[Given passage]
------------------------------------------------------------

By SCOTT BAUERAssociated Press
MADISON, Wis. (AP) - The passions that fueled a long fight over union rights and Wisconsin's cash-strapped budget brought voters out in strong numbers Tuesday to decide whether to recall Gov. Scott Walker.
The first-term Republican was back on the ballot just a year and a half after his election. Enraged Democrats and labor activists gathered more than 900,000 signatures to force the vote after they failed to stop Walker and his GOP allies in the state Legislature from stripping most public employees of their collective bargaining rights.
The recall is a rematch of the 2010 election in which Walker beat Democratic Milwaukee Mayor Tom Barrett by nearly 6 points. If he succeeds, Walker would become the first U.S. governor to successfully fend off a recall.
With more than 20 percent of precincts reporting, Walker was ahead 60.5 percent to nearly 39 percent for Barrett, according to early returns tabulated by The Associated Press.
The recall effort began bubbling last year, shortly after the former Milwaukee County executive successfully pushed through the union rights law that also required most state workers to pay more for health insurance and pension benefits.
"I think most people are just happy to have the election over," Walker said at a suburban Milwaukee elementary school where he cast his ballot. "I think most voters of the state want to have all the attack ads off. They want to have their TVs back. They want to have their lives back."
Hundreds of Walker opponents gathered Tuesday night outside the Capitol, banging on drums, blowing horns and holding signs, awaiting results.

------------------------------------------------------------

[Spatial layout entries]

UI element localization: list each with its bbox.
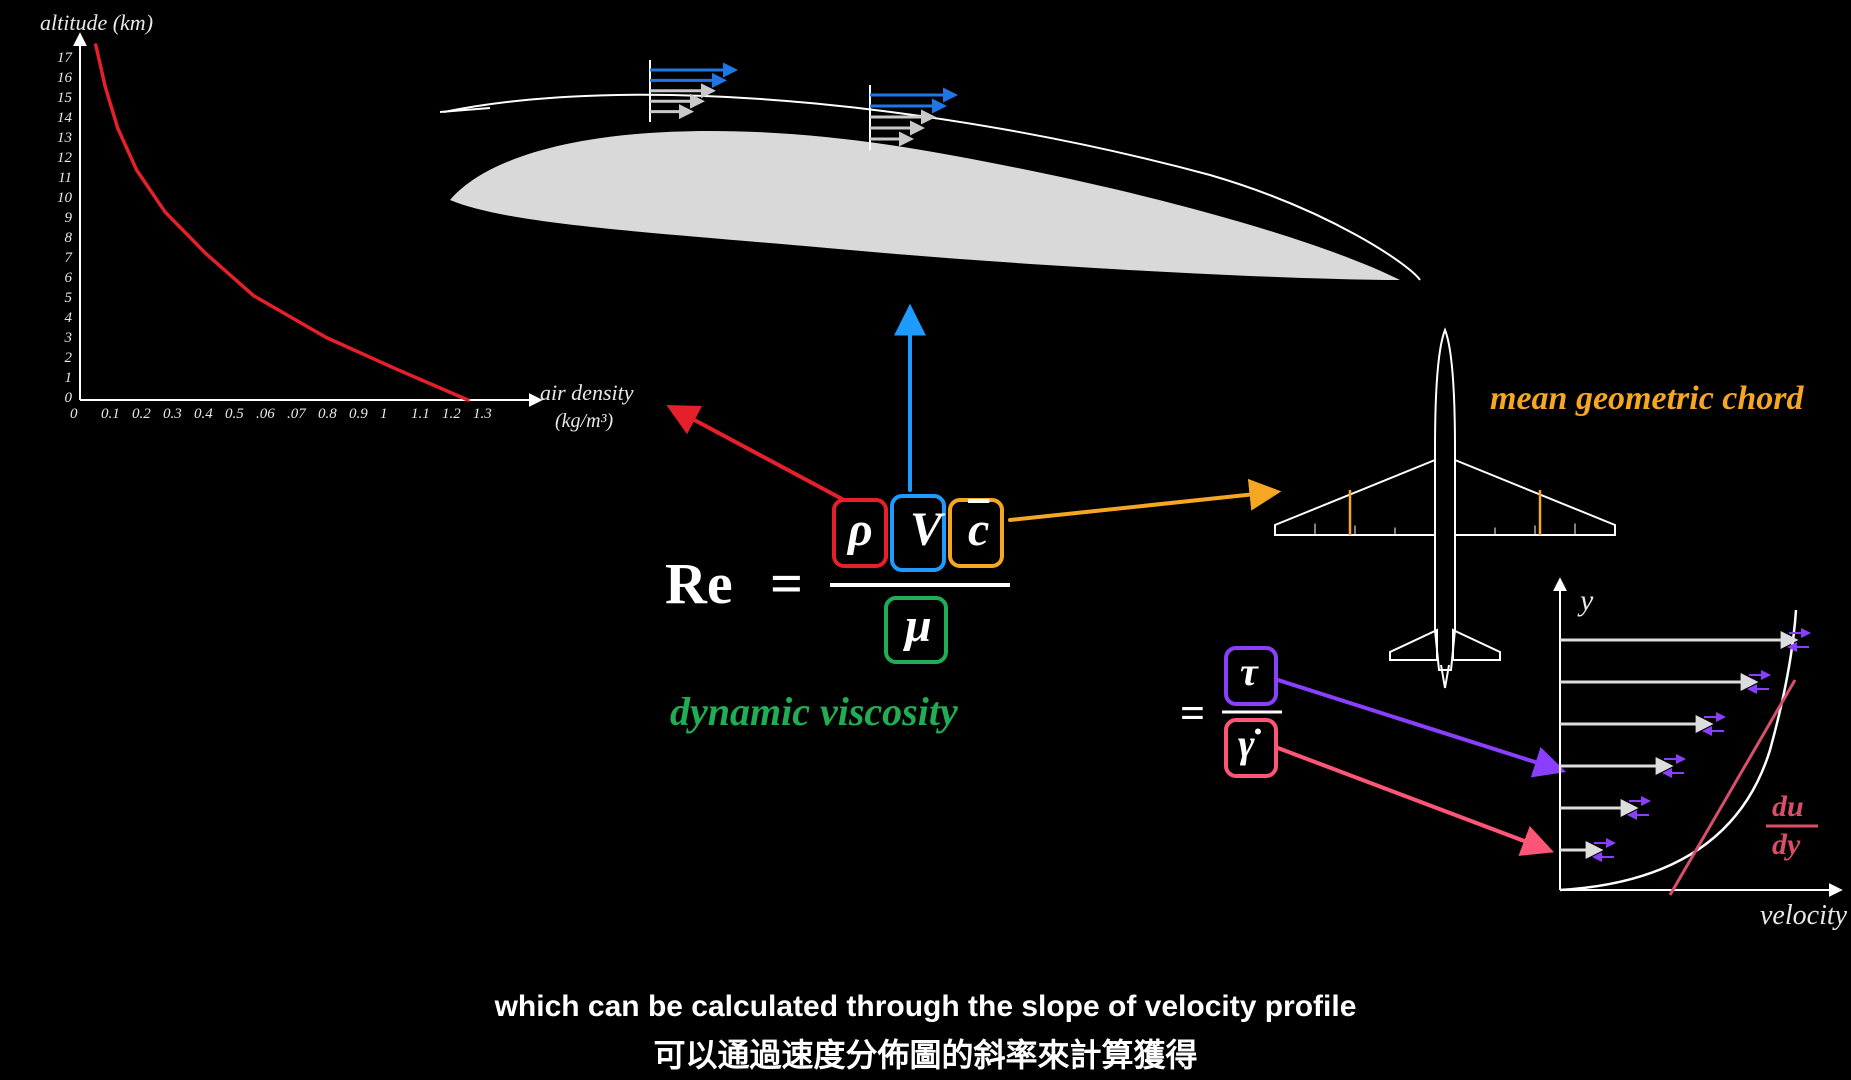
reynolds-mu: μ [905, 598, 932, 653]
connector-arrows [672, 310, 1560, 850]
altitude-xtick: 0.1 [101, 406, 120, 423]
velprof-xlabel: velocity [1760, 900, 1847, 932]
altitude-ytick: 17 [42, 50, 72, 67]
velprof-dy: dy [1772, 828, 1800, 862]
altitude-ytick: 8 [42, 230, 72, 247]
altitude-ytick: 15 [42, 90, 72, 107]
reynolds-V: V [910, 502, 942, 557]
altitude-ytick: 3 [42, 330, 72, 347]
altitude-xlabel: air density [540, 380, 634, 406]
altitude-ytick: 13 [42, 130, 72, 147]
altitude-xtick: 0.2 [132, 406, 151, 423]
reynolds-Re: Re [665, 550, 733, 617]
dynamic-viscosity-gamma: γ̇ [1238, 720, 1255, 767]
altitude-ytick: 11 [42, 170, 72, 187]
dynamic-viscosity-label: dynamic viscosity [670, 688, 958, 735]
altitude-ytick: 7 [42, 250, 72, 267]
caption-zh: 可以通過速度分佈圖的斜率來計算獲得 [0, 1030, 1851, 1076]
altitude-xtick: 0.3 [163, 406, 182, 423]
altitude-xtick: 0.5 [225, 406, 244, 423]
dynamic-viscosity-equals: = [1180, 688, 1205, 739]
altitude-density-chart [80, 35, 540, 400]
altitude-ylabel: altitude (km) [40, 10, 153, 36]
altitude-xtick: .06 [256, 406, 275, 423]
velprof-du: du [1772, 790, 1804, 824]
altitude-xtick: 1.2 [442, 406, 461, 423]
altitude-xtick: 0 [70, 406, 78, 423]
altitude-xunits: (kg/m³) [555, 410, 613, 433]
altitude-ytick: 6 [42, 270, 72, 287]
altitude-xtick: 1 [380, 406, 388, 423]
altitude-ytick: 16 [42, 70, 72, 87]
dynamic-viscosity-tau: τ [1240, 648, 1258, 695]
altitude-ytick: 12 [42, 150, 72, 167]
altitude-ytick: 5 [42, 290, 72, 307]
altitude-ytick: 0 [42, 390, 72, 407]
altitude-xtick: 0.9 [349, 406, 368, 423]
altitude-ytick: 1 [42, 370, 72, 387]
altitude-xtick: 1.1 [411, 406, 430, 423]
altitude-ytick: 14 [42, 110, 72, 127]
altitude-ytick: 9 [42, 210, 72, 227]
altitude-xtick: 0.8 [318, 406, 337, 423]
altitude-ytick: 4 [42, 310, 72, 327]
reynolds-rho: ρ [848, 502, 873, 557]
velprof-ylabel: y [1580, 584, 1593, 618]
altitude-ytick: 10 [42, 190, 72, 207]
altitude-xtick: 0.4 [194, 406, 213, 423]
altitude-xtick: 1.3 [473, 406, 492, 423]
reynolds-cbar: c [968, 502, 989, 557]
reynolds-equals: = [770, 550, 803, 617]
airfoil-diagram [440, 60, 1420, 280]
mean-geometric-chord-label: mean geometric chord [1490, 380, 1804, 418]
altitude-ytick: 2 [42, 350, 72, 367]
altitude-xtick: .07 [287, 406, 306, 423]
caption-en: which can be calculated through the slop… [0, 990, 1851, 1024]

------------------------------------------------------------

[Task statement] Retype the article on the Wisconsin recall vote in full, word for word.

[Response below]
By SCOTT BAUERAssociated Press
MADISON, Wis. (AP) - The passions that fueled a long fight over union rights and Wisconsin's cash-strapped budget brought voters out in strong numbers Tuesday to decide whether to recall Gov. Scott Walker.
The first-term Republican was back on the ballot just a year and a half after his election. Enraged Democrats and labor activists gathered more than 900,000 signatures to force the vote after they failed to stop Walker and his GOP allies in the state Legislature from stripping most public employees of their collective bargaining rights.
The recall is a rematch of the 2010 election in which Walker beat Democratic Milwaukee Mayor Tom Barrett by nearly 6 points. If he succeeds, Walker would become the first U.S. governor to successfully fend off a recall.
With more than 20 percent of precincts reporting, Walker was ahead 60.5 percent to nearly 39 percent for Barrett, according to early returns tabulated by The Associated Press.
The recall effort began bubbling last year, shortly after the former Milwaukee County executive successfully pushed through the union rights law that also required most state workers to pay more for health insurance and pension benefits.
"I think most people are just happy to have the election over," Walker said at a suburban Milwaukee elementary school where he cast his ballot. "I think most voters of the state want to have all the attack ads off. They want to have their TVs back. They want to have their lives back."
Hundreds of Walker opponents gathered Tuesday night outside the Capitol, banging on drums, blowing horns and holding signs, awaiting results.